● **THE DATA**

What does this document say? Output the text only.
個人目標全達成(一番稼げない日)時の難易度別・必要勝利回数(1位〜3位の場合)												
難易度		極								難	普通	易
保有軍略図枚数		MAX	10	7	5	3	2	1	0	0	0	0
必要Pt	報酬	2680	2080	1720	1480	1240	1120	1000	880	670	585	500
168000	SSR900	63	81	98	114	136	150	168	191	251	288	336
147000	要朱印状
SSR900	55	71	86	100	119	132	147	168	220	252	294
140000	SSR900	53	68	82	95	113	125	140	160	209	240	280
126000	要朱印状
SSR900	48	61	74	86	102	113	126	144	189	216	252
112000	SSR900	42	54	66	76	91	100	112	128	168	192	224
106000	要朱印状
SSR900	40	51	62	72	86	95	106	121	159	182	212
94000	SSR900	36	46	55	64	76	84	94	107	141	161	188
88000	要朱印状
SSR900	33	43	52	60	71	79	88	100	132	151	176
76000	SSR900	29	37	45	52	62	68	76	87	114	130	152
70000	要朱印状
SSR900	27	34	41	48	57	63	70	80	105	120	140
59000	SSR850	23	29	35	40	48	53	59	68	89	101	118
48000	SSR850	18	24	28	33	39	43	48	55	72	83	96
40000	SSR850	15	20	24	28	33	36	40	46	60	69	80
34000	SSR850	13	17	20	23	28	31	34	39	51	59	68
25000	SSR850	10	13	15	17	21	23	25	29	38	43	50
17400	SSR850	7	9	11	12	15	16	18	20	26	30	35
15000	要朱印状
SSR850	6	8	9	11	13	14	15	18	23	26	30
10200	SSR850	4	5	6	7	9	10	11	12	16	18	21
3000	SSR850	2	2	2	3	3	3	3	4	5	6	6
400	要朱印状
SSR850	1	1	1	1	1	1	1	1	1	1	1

● **TO DO**
Extract all lines that hold the word "要朱印状".

● **FULL SOLUTION**
147000	要朱印状
126000	要朱印状
106000	要朱印状
88000	要朱印状
70000	要朱印状
15000	要朱印状
400	要朱印状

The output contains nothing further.